Com CDS e PPM “amarrados” a um executivo que mimetizará a antiga Aliança Democrática (AD) e com os apoios parlamentares da Iniciativa Liberal e do PAN praticamente assegurados, o Chega foi sempre a grande incógnita da equação. André Ventura ainda ameaçou chumbar a ‘geringonça’ de direita, mas acabou por cair na armadilha que montou. O entendimento, anunciado ontem, in extremis, pelo próprio Chega, foi apenas uma forma de salvar a face, dado que um dos deputados eleitos para a Assembleia Legislativa da Região Autónoma dos Açores estava prestes a desertar, contaram ao Expresso várias fontes conhecedoras das negociações.

ENTRADAS LISTADAS:
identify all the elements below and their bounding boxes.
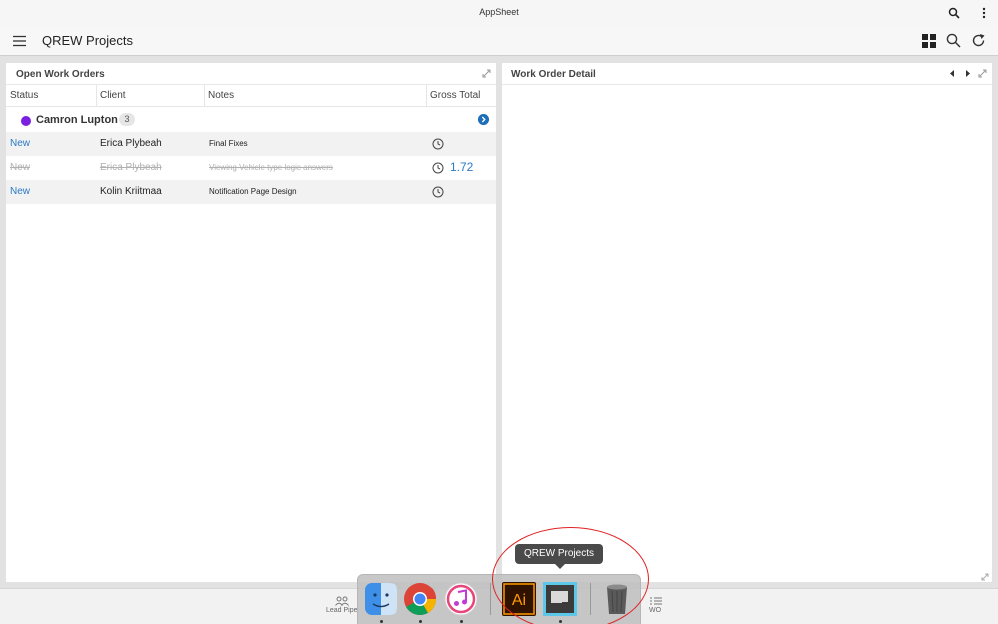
column-header-gross-total[interactable]: Gross Total (430, 90, 480, 101)
column-header-notes[interactable]: Notes (208, 90, 234, 101)
tab-label: WO (649, 607, 662, 614)
tab-lead-pipe[interactable]: Lead Pipe (326, 596, 358, 614)
status-cell: New (10, 162, 31, 173)
itunes-icon[interactable] (444, 582, 478, 616)
resize-icon[interactable] (981, 573, 989, 581)
search-icon[interactable] (946, 33, 961, 48)
client-cell: Erica Plybeah (100, 138, 162, 149)
table-row[interactable]: New Erica Plybeah Final Fixes (6, 132, 496, 156)
refresh-icon[interactable] (971, 33, 986, 48)
table-header: Status Client Notes Gross Total (6, 85, 496, 107)
column-header-client[interactable]: Client (100, 90, 126, 101)
next-icon[interactable] (963, 69, 972, 78)
running-indicator (460, 620, 463, 623)
panel-title: Work Order Detail (511, 69, 596, 80)
running-indicator (380, 620, 383, 623)
panel-header: Open Work Orders (6, 63, 496, 85)
chevron-right-icon[interactable] (478, 114, 489, 125)
window-title: AppSheet (479, 7, 519, 17)
app-title: QREW Projects (42, 33, 134, 48)
group-count-badge: 3 (119, 113, 135, 126)
column-divider (96, 85, 97, 107)
gross-total-cell: 1.72 (450, 160, 474, 174)
red-highlight-circle (492, 527, 649, 624)
column-header-status[interactable]: Status (10, 90, 38, 101)
clock-icon (432, 138, 444, 150)
column-divider (426, 85, 427, 107)
previous-icon[interactable] (948, 69, 957, 78)
open-work-orders-panel: Open Work Orders Status Client Notes Gro… (6, 63, 496, 582)
client-cell: Kolin Kriitmaa (100, 186, 162, 197)
group-color-dot (21, 116, 31, 126)
status-cell: New (10, 138, 31, 149)
search-icon[interactable] (948, 7, 960, 19)
notes-cell: Viewing Vehicle type logic answers (209, 163, 333, 172)
status-cell: New (10, 186, 31, 197)
chrome-icon[interactable] (403, 582, 437, 616)
panel-header: Work Order Detail (502, 63, 992, 85)
expand-icon[interactable] (482, 69, 491, 78)
grid-view-icon[interactable] (922, 34, 936, 48)
menu-icon[interactable] (13, 35, 26, 47)
tab-wo[interactable]: WO (649, 596, 663, 614)
app-header: QREW Projects (0, 26, 998, 56)
running-indicator (419, 620, 422, 623)
tab-label: Lead Pipe (326, 607, 358, 614)
list-icon (650, 597, 662, 605)
column-divider (204, 85, 205, 107)
table-row[interactable]: New Erica Plybeah Viewing Vehicle type l… (6, 156, 496, 180)
group-name: Camron Lupton (36, 114, 118, 126)
window-titlebar: AppSheet (0, 0, 998, 26)
clock-icon (432, 186, 444, 198)
dock-separator (490, 583, 491, 615)
client-cell: Erica Plybeah (100, 162, 162, 173)
notes-cell: Final Fixes (209, 139, 248, 148)
finder-icon[interactable] (364, 582, 398, 616)
more-vertical-icon[interactable] (978, 7, 990, 19)
people-icon (334, 596, 349, 606)
group-header[interactable]: Camron Lupton 3 (6, 108, 496, 132)
expand-icon[interactable] (978, 69, 987, 78)
clock-icon (432, 162, 444, 174)
panel-title: Open Work Orders (16, 69, 105, 80)
table-row[interactable]: New Kolin Kriitmaa Notification Page Des… (6, 180, 496, 204)
notes-cell: Notification Page Design (209, 187, 297, 196)
work-order-detail-panel: Work Order Detail (502, 63, 992, 582)
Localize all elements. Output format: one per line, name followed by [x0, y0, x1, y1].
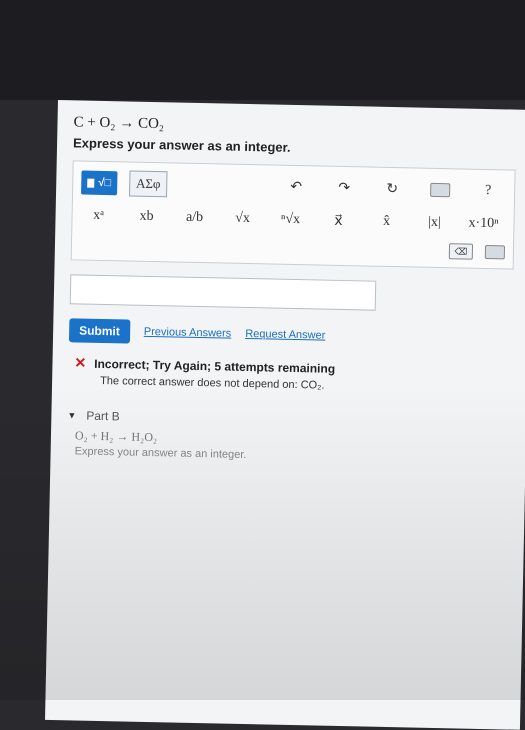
unit-vector-button[interactable]: x̂: [368, 210, 404, 235]
delete-icon[interactable]: ⌫: [448, 243, 474, 260]
nth-root-button[interactable]: ⁿ√x: [272, 208, 308, 233]
question-panel: C + O₂ → CO₂ Express your answer as an i…: [45, 100, 525, 730]
templates-button[interactable]: √□: [81, 170, 118, 196]
incorrect-x-icon: ✕: [74, 354, 87, 371]
photo-dark-edge: [0, 0, 525, 100]
previous-answers-link[interactable]: Previous Answers: [144, 326, 232, 340]
vector-button[interactable]: x⃗: [320, 209, 356, 234]
feedback-title: Incorrect; Try Again; 5 attempts remaini…: [94, 356, 336, 376]
superscript-button[interactable]: xᵃ: [80, 204, 116, 229]
keyboard-small-icon[interactable]: [484, 244, 506, 260]
help-button[interactable]: ?: [470, 179, 506, 204]
reset-icon[interactable]: ↻: [374, 177, 410, 202]
part-b-header[interactable]: ▼ Part B: [67, 408, 510, 431]
toolbar-row-3: ⌫: [80, 235, 506, 260]
math-toolbar: √□ ΑΣφ ↶ ↷ ↻ ? xᵃ xb a/b √x ⁿ√x x⃗ x̂ |x…: [70, 160, 516, 270]
keyboard-button[interactable]: [422, 178, 458, 203]
feedback-box: ✕ Incorrect; Try Again; 5 attempts remai…: [74, 354, 512, 395]
action-row: Submit Previous Answers Request Answer: [68, 318, 512, 351]
redo-icon[interactable]: ↷: [326, 176, 362, 201]
fraction-button[interactable]: a/b: [176, 206, 212, 231]
subscript-button[interactable]: xb: [128, 205, 164, 230]
toolbar-row-2: xᵃ xb a/b √x ⁿ√x x⃗ x̂ |x| x·10ⁿ: [80, 204, 505, 237]
part-b-label: Part B: [86, 408, 120, 424]
request-answer-link[interactable]: Request Answer: [245, 328, 325, 342]
scientific-notation-button[interactable]: x·10ⁿ: [464, 212, 503, 237]
part-a-card: C + O₂ → CO₂ Express your answer as an i…: [45, 100, 525, 730]
undo-icon[interactable]: ↶: [278, 175, 314, 200]
symbols-button[interactable]: ΑΣφ: [128, 170, 168, 198]
sqrt-button[interactable]: √x: [224, 207, 260, 232]
template-square-icon: [87, 178, 95, 188]
keyboard-icon: [430, 182, 451, 198]
caret-down-icon: ▼: [67, 410, 77, 421]
toolbar-row-1: √□ ΑΣφ ↶ ↷ ↻ ?: [81, 170, 506, 205]
submit-button[interactable]: Submit: [68, 318, 131, 344]
templates-label: √□: [98, 176, 112, 190]
answer-input[interactable]: [69, 274, 377, 311]
absolute-value-button[interactable]: |x|: [416, 211, 452, 236]
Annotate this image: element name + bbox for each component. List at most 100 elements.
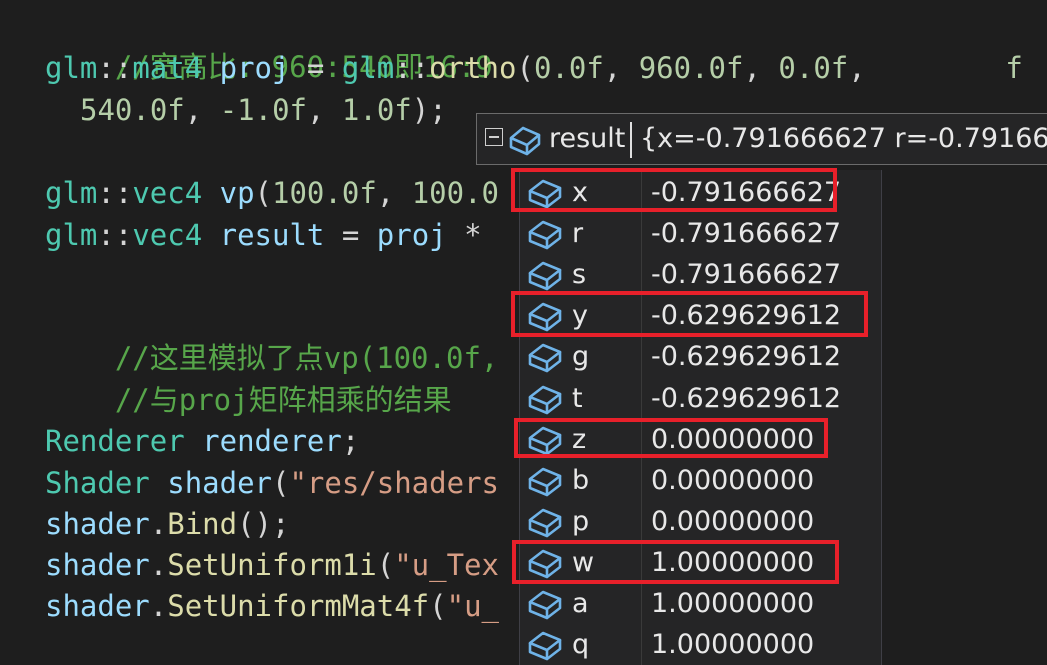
comma: , xyxy=(848,51,866,85)
member-value: 1.00000000 xyxy=(651,629,815,661)
cube-icon xyxy=(509,126,541,156)
number-literal: 0.0f xyxy=(778,51,849,85)
cube-icon xyxy=(528,426,562,455)
variable-name: vp xyxy=(219,176,255,210)
member-name: r xyxy=(572,218,584,250)
variable-name: proj xyxy=(376,218,447,252)
variable-name: shader xyxy=(45,548,150,582)
paren: ( xyxy=(376,548,395,582)
type-name: vec4 xyxy=(132,218,203,252)
member-dot: . xyxy=(149,548,168,582)
code-line-3: 540.0f, -1.0f, 1.0f); xyxy=(80,90,447,131)
cube-icon xyxy=(528,631,562,661)
namespace: glm xyxy=(45,218,98,252)
comma: , xyxy=(184,93,220,127)
function-name: SetUniform1i xyxy=(167,548,377,582)
member-value: -0.791666627 xyxy=(651,259,842,291)
cube-icon xyxy=(528,385,562,414)
number-literal: 1.0f xyxy=(341,93,412,127)
member-row-w[interactable]: w 1.00000000 xyxy=(520,542,881,583)
member-value: 0.00000000 xyxy=(651,423,815,455)
code-line-5: glm::vec4 vp(100.0f, 100.0 xyxy=(45,173,499,214)
member-name: g xyxy=(572,341,590,373)
member-row-a[interactable]: a 1.00000000 xyxy=(520,583,881,624)
comma: , xyxy=(307,93,342,127)
datatip-value: {x=-0.791666627 r=-0.791666 xyxy=(640,123,1047,154)
code-line-12: Shader shader("res/shaders xyxy=(45,463,499,504)
member-value: 1.00000000 xyxy=(651,546,815,578)
member-value: -0.629629612 xyxy=(651,382,842,414)
paren: ( xyxy=(429,589,447,623)
namespace: glm xyxy=(341,51,395,85)
member-value: 0.00000000 xyxy=(651,505,815,537)
member-name: a xyxy=(572,588,589,619)
member-row-t[interactable]: t -0.629629612 xyxy=(520,378,881,419)
code-line-11: Renderer renderer; xyxy=(45,421,359,462)
number-literal: 540.0f xyxy=(80,93,185,127)
member-name: w xyxy=(572,546,595,578)
code-line-8: //这里模拟了点vp(100.0f, 10 xyxy=(45,297,551,375)
namespace: glm xyxy=(45,51,98,85)
code-line-9: //与proj矩阵相乘的结果 xyxy=(45,339,452,417)
scope-operator: :: xyxy=(394,51,430,85)
member-value: 0.00000000 xyxy=(651,464,815,496)
number-literal: 0.0f xyxy=(533,51,604,85)
cube-icon xyxy=(528,549,562,579)
type-name: mat4 xyxy=(132,51,203,85)
member-row-b[interactable]: b 0.00000000 xyxy=(520,460,881,501)
comment: //与proj矩阵相乘的结果 xyxy=(114,383,452,417)
member-name: b xyxy=(572,464,590,496)
cube-icon xyxy=(528,302,562,332)
member-row-s[interactable]: s -0.791666627 xyxy=(520,254,881,295)
cube-icon xyxy=(528,344,562,373)
comma: , xyxy=(376,176,412,210)
assign-operator: = xyxy=(289,51,342,85)
collapse-icon[interactable] xyxy=(485,128,503,146)
type-name: Renderer xyxy=(45,424,185,458)
member-name: q xyxy=(572,629,590,661)
comma: , xyxy=(743,51,779,85)
member-row-q[interactable]: q 1.00000000 xyxy=(520,624,881,665)
member-name: y xyxy=(572,300,588,332)
member-row-g[interactable]: g -0.629629612 xyxy=(520,336,881,377)
datatip-header[interactable]: result {x=-0.791666627 r=-0.791666 xyxy=(476,113,1047,165)
member-row-z[interactable]: z 0.00000000 xyxy=(520,419,881,460)
member-row-p[interactable]: p 0.00000000 xyxy=(520,501,881,542)
number-literal: -1.0f xyxy=(219,93,307,127)
datatip-member-list[interactable]: x -0.791666627 r -0.791666627 s -0.791666627 y… xyxy=(519,170,882,665)
member-name: t xyxy=(572,382,583,414)
multiply-operator: * xyxy=(446,218,482,252)
string-literal: "u_Tex xyxy=(394,548,499,582)
variable-name: shader xyxy=(45,507,150,541)
cube-icon xyxy=(528,179,562,209)
assign-operator: = xyxy=(324,218,377,252)
cube-icon xyxy=(528,590,562,620)
member-name: p xyxy=(572,505,590,537)
variable-name: result xyxy=(219,218,325,252)
paren: ( xyxy=(516,51,534,85)
member-dot: . xyxy=(149,589,168,623)
string-literal: "u_ xyxy=(446,589,499,623)
member-value: -0.629629612 xyxy=(651,341,842,373)
member-value: -0.791666627 xyxy=(651,177,842,208)
code-line-2: glm::mat4 proj = glm::ortho(0.0f, 960.0f… xyxy=(45,48,1023,89)
code-line-1: //宽高比: 960:540即16:9 xyxy=(45,6,493,84)
member-row-y[interactable]: y -0.629629612 xyxy=(520,295,881,336)
member-value: -0.629629612 xyxy=(651,300,842,332)
scope-operator: :: xyxy=(97,51,133,85)
variable-name: shader xyxy=(45,589,150,623)
variable-name: shader xyxy=(167,466,272,500)
member-row-x[interactable]: x -0.791666627 xyxy=(520,172,881,213)
cube-icon xyxy=(528,220,562,250)
cube-icon xyxy=(528,508,562,538)
paren: ( xyxy=(254,176,273,210)
variable-name: renderer xyxy=(202,424,342,458)
namespace: glm xyxy=(45,176,98,210)
code-line-6: glm::vec4 result = proj * xyxy=(45,215,482,256)
code-line-13: shader.Bind(); xyxy=(45,504,289,545)
cube-icon xyxy=(528,261,562,291)
datatip-variable-name: result xyxy=(549,123,626,154)
member-row-r[interactable]: r -0.791666627 xyxy=(520,213,881,254)
type-name: Shader xyxy=(45,466,150,500)
member-name: z xyxy=(572,423,587,455)
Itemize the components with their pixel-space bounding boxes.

O QUE SE PEDE:
Transcreva, sem qualquer alteração, a passagem do excerto sobre o entendimento do Chega nos Açores que vai de "Com CDS e PPM" a "conhecedoras das negociações.".

RESPOSTA À TAREFA:
Com CDS e PPM “amarrados” a um executivo que mimetizará a antiga Aliança Democrática (AD) e com os apoios parlamentares da Iniciativa Liberal e do PAN praticamente assegurados, o Chega foi sempre a grande incógnita da equação. André Ventura ainda ameaçou chumbar a ‘geringonça’ de direita, mas acabou por cair na armadilha que montou. O entendimento, anunciado ontem, in extremis, pelo próprio Chega, foi apenas uma forma de salvar a face, dado que um dos deputados eleitos para a Assembleia Legislativa da Região Autónoma dos Açores estava prestes a desertar, contaram ao Expresso várias fontes conhecedoras das negociações.